Goal a — In the listing, start at the line containing "Patent image size: (486, 784)." and stop after the line containing "The shaft 82 is at (303, 325).". Reproduce only those lines, replacing "vertical section" with "vertical cross-section" and leaving everything else unchanged.

══ Source excerpt ══

Keyon Harrold, George Square Spiegeltent ****

If Trump was trounced at a mass demo on Edinburgh’s Meadows on Saturday afternoon, a stone’s throw away that evening, a powerful counterblast to the racism scarring US society emerged in the shape of rising New York trumpet star Keyon Harrold and his fusion quintet, making their Scottish debut at the Edinburgh Jazz and Blues Festival.

Harrold’s M B Lament, written in response to the police shooting of a young black man in his hometown of Ferguson, Missouri, was a simmering declamation, its ominous piano and bass riff carrying a sweeping melody that became increasingly turbulent, closing after a raging climax with We Shall Overcome in what came over as a last post for decent humanity.

Couched in the muscular forces of Burniss Travis on six-string electric bass, drummer Charles Haynes, Julius Rodriguez on keyboards and guitarist Nir Felder, Harrold delivers the kind of heroic melody lines that might herald a

Morricone score, before pyrotechnics erupt with jabs and angry whoops and growls, Rodriguez’s energetic keyboard excursions alternating with stratospheric guitar while Travers and Haynes constititute a formidable powerhouse.

The opening Mugician, included snatches of pre-recorded speech and siren howls, with unremitting bass, keyboard explosions and drum fusillades ushering Harrold’s big-toned soundings. Occasionally vocalising, he was joined by singer Andrea Pizziconi for the anti-Trump Circus Show, a funky litany of protest, while a re-imagining of She’s Leaving Home saw the Beatles protagonist indeed leaving, and at one hell of a lick, propelled by Haynes and Travis.

Jim Gilchrist

We Begin With Morton, Teviot Row ****

Jelly Roll Morton’s claim to be the father of jazz may have been more self-promotion than anything else. He was, however, the first real jazz composer and seminal in the transition of ragtime into a more swinging mode. To celebrate its 40th anniversary, Edinburgh Jazz and Blues Festival jumped back a century to the very roots of the music, opening with this “Jellyfest”, as Classic Jazz Orchestra leader and drummer Ken Mathieson put it, demonstrating vigorously that Morton transcends mere antiquarian interest.

═══
══ Data supplied ══

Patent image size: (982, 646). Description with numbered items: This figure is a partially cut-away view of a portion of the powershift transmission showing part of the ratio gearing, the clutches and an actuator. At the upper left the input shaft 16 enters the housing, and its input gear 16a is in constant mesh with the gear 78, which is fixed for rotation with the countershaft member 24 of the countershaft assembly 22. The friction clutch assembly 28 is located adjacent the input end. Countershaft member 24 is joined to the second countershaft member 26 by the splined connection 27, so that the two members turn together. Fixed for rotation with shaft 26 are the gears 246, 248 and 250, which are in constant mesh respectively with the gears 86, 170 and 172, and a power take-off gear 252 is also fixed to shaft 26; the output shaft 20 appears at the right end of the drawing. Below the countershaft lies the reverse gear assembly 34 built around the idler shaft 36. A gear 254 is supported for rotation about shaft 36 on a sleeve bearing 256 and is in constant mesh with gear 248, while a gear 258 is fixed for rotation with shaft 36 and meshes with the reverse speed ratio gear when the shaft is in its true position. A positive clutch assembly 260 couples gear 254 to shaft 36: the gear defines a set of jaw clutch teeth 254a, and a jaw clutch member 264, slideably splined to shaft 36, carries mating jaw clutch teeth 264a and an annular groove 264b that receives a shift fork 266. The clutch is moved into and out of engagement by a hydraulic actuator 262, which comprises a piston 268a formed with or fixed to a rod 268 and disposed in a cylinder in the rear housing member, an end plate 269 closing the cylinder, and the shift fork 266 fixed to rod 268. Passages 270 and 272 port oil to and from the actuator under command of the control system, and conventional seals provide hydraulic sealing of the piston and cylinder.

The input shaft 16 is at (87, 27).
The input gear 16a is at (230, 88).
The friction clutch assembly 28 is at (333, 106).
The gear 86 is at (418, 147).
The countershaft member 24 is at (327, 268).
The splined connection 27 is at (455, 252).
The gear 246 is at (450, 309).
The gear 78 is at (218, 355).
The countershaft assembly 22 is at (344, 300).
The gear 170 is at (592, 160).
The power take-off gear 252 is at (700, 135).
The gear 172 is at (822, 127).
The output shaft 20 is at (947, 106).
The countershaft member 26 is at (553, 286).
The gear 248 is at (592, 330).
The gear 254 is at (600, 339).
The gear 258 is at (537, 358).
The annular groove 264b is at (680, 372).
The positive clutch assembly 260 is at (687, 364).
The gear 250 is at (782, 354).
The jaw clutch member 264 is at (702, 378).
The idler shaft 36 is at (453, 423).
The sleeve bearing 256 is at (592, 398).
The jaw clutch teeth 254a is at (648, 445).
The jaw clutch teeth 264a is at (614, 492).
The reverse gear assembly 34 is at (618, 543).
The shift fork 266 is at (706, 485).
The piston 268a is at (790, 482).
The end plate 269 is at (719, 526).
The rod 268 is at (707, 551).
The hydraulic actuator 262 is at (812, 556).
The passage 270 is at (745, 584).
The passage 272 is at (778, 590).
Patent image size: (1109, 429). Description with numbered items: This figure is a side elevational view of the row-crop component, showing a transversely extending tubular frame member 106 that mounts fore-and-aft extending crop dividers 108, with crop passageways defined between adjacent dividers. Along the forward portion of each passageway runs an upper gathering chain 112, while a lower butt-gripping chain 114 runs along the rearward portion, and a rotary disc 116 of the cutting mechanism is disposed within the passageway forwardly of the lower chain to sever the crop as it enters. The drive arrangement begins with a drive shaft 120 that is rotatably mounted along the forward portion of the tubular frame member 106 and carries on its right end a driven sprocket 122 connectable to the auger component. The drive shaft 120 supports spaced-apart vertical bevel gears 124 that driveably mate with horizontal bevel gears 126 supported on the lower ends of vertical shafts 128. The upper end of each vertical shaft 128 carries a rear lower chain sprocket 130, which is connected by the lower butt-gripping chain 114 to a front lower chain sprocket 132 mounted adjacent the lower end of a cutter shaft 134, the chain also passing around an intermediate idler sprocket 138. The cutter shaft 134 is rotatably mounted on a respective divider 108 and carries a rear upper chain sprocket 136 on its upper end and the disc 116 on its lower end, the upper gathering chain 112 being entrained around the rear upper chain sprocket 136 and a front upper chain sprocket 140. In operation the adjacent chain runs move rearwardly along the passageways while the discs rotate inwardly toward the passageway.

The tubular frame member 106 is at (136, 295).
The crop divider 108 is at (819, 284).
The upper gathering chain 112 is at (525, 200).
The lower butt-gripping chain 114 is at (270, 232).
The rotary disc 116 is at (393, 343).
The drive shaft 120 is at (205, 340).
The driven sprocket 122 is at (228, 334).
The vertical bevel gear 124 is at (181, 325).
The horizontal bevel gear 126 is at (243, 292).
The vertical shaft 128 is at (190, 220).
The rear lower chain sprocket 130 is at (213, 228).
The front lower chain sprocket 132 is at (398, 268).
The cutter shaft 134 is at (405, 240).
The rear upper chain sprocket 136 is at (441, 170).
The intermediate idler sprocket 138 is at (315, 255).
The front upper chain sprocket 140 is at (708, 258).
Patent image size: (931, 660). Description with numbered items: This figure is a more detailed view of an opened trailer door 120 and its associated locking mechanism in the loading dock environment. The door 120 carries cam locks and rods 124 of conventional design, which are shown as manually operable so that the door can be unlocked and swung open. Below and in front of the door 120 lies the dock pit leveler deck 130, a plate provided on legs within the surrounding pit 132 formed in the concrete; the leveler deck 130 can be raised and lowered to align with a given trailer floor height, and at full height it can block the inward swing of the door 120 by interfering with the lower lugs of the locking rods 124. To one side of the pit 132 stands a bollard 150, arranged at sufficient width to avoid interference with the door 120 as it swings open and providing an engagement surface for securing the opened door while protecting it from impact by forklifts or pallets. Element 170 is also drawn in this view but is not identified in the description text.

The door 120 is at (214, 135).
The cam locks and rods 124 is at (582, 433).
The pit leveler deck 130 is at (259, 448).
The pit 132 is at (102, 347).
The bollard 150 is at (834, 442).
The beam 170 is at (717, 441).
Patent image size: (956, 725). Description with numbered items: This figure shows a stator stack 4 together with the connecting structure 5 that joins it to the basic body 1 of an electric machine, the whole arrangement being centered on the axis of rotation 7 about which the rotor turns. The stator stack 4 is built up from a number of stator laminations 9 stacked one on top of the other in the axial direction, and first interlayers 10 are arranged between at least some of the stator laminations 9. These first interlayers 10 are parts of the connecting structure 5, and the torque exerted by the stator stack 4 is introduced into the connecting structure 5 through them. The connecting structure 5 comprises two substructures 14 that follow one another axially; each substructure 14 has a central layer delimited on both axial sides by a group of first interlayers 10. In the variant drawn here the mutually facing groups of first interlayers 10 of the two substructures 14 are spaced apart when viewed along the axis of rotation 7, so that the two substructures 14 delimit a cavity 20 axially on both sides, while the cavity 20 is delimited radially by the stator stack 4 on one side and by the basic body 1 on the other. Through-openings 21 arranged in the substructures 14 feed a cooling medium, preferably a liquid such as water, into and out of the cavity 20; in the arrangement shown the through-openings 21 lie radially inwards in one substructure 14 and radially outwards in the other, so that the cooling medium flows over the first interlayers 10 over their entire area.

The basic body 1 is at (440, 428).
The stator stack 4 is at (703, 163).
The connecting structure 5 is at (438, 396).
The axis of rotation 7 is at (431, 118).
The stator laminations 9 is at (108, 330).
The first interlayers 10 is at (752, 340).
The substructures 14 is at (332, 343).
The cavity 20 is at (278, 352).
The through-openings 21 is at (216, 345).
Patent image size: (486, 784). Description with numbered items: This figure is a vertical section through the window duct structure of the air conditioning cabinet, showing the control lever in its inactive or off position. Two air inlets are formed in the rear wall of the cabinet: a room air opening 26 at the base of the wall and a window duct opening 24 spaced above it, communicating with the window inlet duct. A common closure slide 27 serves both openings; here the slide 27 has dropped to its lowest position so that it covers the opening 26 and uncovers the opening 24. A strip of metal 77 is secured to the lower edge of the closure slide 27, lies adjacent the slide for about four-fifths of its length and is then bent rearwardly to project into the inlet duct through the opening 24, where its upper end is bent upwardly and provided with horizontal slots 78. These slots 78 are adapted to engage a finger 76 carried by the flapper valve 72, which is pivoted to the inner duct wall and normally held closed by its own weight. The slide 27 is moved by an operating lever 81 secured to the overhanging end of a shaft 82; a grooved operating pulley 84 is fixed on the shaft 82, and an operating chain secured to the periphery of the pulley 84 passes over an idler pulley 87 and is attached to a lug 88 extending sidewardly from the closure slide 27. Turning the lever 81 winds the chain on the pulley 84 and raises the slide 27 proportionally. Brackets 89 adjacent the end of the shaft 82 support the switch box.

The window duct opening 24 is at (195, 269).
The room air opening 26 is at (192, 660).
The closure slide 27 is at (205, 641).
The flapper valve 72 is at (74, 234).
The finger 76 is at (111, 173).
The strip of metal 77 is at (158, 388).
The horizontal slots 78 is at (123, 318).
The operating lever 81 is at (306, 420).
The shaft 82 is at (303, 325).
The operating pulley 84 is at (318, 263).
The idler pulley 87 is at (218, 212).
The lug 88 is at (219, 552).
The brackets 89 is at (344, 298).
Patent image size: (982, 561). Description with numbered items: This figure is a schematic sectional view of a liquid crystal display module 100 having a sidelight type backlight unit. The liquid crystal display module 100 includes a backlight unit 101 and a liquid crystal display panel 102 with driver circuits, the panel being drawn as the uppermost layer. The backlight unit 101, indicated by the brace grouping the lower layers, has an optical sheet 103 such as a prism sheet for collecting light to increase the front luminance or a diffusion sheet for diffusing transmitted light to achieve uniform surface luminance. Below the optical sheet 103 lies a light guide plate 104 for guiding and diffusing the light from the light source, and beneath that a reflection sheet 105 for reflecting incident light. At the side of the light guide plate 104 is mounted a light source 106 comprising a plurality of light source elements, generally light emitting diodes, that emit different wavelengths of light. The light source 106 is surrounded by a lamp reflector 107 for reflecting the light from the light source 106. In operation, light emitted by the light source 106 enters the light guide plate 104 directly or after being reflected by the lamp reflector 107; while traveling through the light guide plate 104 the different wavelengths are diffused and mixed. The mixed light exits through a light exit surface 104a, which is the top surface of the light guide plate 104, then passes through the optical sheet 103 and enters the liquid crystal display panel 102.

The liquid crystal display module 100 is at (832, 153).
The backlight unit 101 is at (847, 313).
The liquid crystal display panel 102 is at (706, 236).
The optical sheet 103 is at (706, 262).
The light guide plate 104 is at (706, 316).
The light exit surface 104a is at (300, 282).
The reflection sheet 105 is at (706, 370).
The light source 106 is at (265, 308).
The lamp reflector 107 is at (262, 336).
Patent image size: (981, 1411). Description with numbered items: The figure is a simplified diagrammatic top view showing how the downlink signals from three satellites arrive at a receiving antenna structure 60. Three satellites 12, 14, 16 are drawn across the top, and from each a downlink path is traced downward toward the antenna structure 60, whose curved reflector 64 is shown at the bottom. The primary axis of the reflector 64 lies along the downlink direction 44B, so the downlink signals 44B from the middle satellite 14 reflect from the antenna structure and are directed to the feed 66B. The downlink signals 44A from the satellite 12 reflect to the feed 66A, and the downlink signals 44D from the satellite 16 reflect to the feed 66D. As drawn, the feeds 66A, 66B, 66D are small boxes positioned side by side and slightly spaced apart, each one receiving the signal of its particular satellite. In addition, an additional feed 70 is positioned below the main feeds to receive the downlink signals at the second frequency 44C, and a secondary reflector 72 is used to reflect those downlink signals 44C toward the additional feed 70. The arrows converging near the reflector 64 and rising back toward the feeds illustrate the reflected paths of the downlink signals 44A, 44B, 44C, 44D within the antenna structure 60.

═══

Goal b — Does the jazz review agree with each of these statements? Answer yes or no for each, and quote the review's deciding words exactly. (i) Keyon Harrold's quintet was making its Scottish debut at the Edinburgh Jazz and Blues Festival. (ii) Nir Felder played keyboards in Harrold's band. (iii) Ken Mathieson leads the Classic Jazz Orchestra and plays drums in it.

Response a —
Patent image size: (486, 784). Description with numbered items: This figure is a vertical cross-section through the window duct structure of the air conditioning cabinet, showing the control lever in its inactive or off position. Two air inlets are formed in the rear wall of the cabinet: a room air opening 26 at the base of the wall and a window duct opening 24 spaced above it, communicating with the window inlet duct. A common closure slide 27 serves both openings; here the slide 27 has dropped to its lowest position so that it covers the opening 26 and uncovers the opening 24. A strip of metal 77 is secured to the lower edge of the closure slide 27, lies adjacent the slide for about four-fifths of its length and is then bent rearwardly to project into the inlet duct through the opening 24, where its upper end is bent upwardly and provided with horizontal slots 78. These slots 78 are adapted to engage a finger 76 carried by the flapper valve 72, which is pivoted to the inner duct wall and normally held closed by its own weight. The slide 27 is moved by an operating lever 81 secured to the overhanging end of a shaft 82; a grooved operating pulley 84 is fixed on the shaft 82, and an operating chain secured to the periphery of the pulley 84 passes over an idler pulley 87 and is attached to a lug 88 extending sidewardly from the closure slide 27. Turning the lever 81 winds the chain on the pulley 84 and raises the slide 27 proportionally. Brackets 89 adjacent the end of the shaft 82 support the switch box.

The window duct opening 24 is at (195, 269).
The room air opening 26 is at (192, 660).
The closure slide 27 is at (205, 641).
The flapper valve 72 is at (74, 234).
The finger 76 is at (111, 173).
The strip of metal 77 is at (158, 388).
The horizontal slots 78 is at (123, 318).
The operating lever 81 is at (306, 420).
The shaft 82 is at (303, 325).

Response b —
(i) Yes: "making their Scottish debut at the Edinburgh Jazz and Blues Festival"
(ii) No: "Julius Rodriguez on keyboards and guitarist Nir Felder"
(iii) Yes: "Classic Jazz Orchestra leader and drummer Ken Mathieson"